Dataset items
※ ※ ※
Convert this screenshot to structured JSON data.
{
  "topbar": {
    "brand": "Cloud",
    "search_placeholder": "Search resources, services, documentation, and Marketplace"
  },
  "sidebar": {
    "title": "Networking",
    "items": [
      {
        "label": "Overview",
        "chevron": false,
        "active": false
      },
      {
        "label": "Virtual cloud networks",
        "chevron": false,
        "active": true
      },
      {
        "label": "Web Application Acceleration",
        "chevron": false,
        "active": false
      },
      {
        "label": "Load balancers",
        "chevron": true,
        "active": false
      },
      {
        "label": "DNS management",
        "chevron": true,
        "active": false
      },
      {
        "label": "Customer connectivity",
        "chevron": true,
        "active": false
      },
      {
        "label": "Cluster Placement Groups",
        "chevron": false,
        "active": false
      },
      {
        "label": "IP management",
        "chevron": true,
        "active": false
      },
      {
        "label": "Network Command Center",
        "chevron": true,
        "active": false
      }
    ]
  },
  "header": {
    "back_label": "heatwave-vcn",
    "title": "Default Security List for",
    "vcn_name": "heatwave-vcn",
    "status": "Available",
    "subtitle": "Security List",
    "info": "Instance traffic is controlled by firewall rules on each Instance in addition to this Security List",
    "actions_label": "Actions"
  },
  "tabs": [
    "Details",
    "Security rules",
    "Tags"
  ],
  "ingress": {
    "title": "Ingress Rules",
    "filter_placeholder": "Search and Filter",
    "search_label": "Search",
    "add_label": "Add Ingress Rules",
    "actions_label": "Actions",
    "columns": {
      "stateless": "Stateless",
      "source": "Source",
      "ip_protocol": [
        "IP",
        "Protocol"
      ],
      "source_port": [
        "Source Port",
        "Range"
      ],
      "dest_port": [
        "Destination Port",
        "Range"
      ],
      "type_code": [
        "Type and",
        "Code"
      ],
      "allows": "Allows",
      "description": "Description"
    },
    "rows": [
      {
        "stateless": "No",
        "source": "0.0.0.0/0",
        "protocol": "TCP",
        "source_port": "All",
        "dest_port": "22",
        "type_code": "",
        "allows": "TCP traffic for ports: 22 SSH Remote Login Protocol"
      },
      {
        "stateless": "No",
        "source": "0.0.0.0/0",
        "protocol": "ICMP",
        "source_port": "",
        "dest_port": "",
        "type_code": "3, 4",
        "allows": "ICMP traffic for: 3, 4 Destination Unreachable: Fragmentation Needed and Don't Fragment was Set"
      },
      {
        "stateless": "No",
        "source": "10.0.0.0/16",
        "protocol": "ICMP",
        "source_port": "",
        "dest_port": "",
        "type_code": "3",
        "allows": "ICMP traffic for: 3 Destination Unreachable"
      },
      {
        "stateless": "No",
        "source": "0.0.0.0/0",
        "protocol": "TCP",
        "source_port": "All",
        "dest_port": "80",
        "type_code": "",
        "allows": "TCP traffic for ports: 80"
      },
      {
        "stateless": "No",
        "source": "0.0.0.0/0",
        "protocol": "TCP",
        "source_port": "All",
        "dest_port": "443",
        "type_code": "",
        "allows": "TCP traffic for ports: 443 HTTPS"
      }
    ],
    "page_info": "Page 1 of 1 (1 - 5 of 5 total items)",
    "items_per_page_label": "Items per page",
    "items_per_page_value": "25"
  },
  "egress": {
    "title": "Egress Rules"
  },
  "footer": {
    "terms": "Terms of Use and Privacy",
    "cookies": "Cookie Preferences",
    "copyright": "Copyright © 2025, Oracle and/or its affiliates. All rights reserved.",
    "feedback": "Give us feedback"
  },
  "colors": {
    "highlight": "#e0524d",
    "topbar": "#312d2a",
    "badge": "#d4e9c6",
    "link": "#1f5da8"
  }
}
※ ※ ※
Work to be completed:
Copy each line of the data above without altering a single character.

Response below:
Convert this screenshot to structured JSON data.
{
  "topbar": {
    "brand": "Cloud",
    "search_placeholder": "Search resources, services, documentation, and Marketplace"
  },
  "sidebar": {
    "title": "Networking",
    "items": [
      {
        "label": "Overview",
        "chevron": false,
        "active": false
      },
      {
        "label": "Virtual cloud networks",
        "chevron": false,
        "active": true
      },
      {
        "label": "Web Application Acceleration",
        "chevron": false,
        "active": false
      },
      {
        "label": "Load balancers",
        "chevron": true,
        "active": false
      },
      {
        "label": "DNS management",
        "chevron": true,
        "active": false
      },
      {
        "label": "Customer connectivity",
        "chevron": true,
        "active": false
      },
      {
        "label": "Cluster Placement Groups",
        "chevron": false,
        "active": false
      },
      {
        "label": "IP management",
        "chevron": true,
        "active": false
      },
      {
        "label": "Network Command Center",
        "chevron": true,
        "active": false
      }
    ]
  },
  "header": {
    "back_label": "heatwave-vcn",
    "title": "Default Security List for",
    "vcn_name": "heatwave-vcn",
    "status": "Available",
    "subtitle": "Security List",
    "info": "Instance traffic is controlled by firewall rules on each Instance in addition to this Security List",
    "actions_label": "Actions"
  },
  "tabs": [
    "Details",
    "Security rules",
    "Tags"
  ],
  "ingress": {
    "title": "Ingress Rules",
    "filter_placeholder": "Search and Filter",
    "search_label": "Search",
    "add_label": "Add Ingress Rules",
    "actions_label": "Actions",
    "columns": {
      "stateless": "Stateless",
      "source": "Source",
      "ip_protocol": [
        "IP",
        "Protocol"
      ],
      "source_port": [
        "Source Port",
        "Range"
      ],
      "dest_port": [
        "Destination Port",
        "Range"
      ],
      "type_code": [
        "Type and",
        "Code"
      ],
      "allows": "Allows",
      "description": "Description"
    },
    "rows": [
      {
        "stateless": "No",
        "source": "0.0.0.0/0",
        "protocol": "TCP",
        "source_port": "All",
        "dest_port": "22",
        "type_code": "",
        "allows": "TCP traffic for ports: 22 SSH Remote Login Protocol"
      },
      {
        "stateless": "No",
        "source": "0.0.0.0/0",
        "protocol": "ICMP",
        "source_port": "",
        "dest_port": "",
        "type_code": "3, 4",
        "allows": "ICMP traffic for: 3, 4 Destination Unreachable: Fragmentation Needed and Don't Fragment was Set"
      },
      {
        "stateless": "No",
        "source": "10.0.0.0/16",
        "protocol": "ICMP",
        "source_port": "",
        "dest_port": "",
        "type_code": "3",
        "allows": "ICMP traffic for: 3 Destination Unreachable"
      },
      {
        "stateless": "No",
        "source": "0.0.0.0/0",
        "protocol": "TCP",
        "source_port": "All",
        "dest_port": "80",
        "type_code": "",
        "allows": "TCP traffic for ports: 80"
      },
      {
        "stateless": "No",
        "source": "0.0.0.0/0",
        "protocol": "TCP",
        "source_port": "All",
        "dest_port": "443",
        "type_code": "",
        "allows": "TCP traffic for ports: 443 HTTPS"
      }
    ],
    "page_info": "Page 1 of 1 (1 - 5 of 5 total items)",
    "items_per_page_label": "Items per page",
    "items_per_page_value": "25"
  },
  "egress": {
    "title": "Egress Rules"
  },
  "footer": {
    "terms": "Terms of Use and Privacy",
    "cookies": "Cookie Preferences",
    "copyright": "Copyright © 2025, Oracle and/or its affiliates. All rights reserved.",
    "feedback": "Give us feedback"
  },
  "colors": {
    "highlight": "#e0524d",
    "topbar": "#312d2a",
    "badge": "#d4e9c6",
    "link": "#1f5da8"
  }
}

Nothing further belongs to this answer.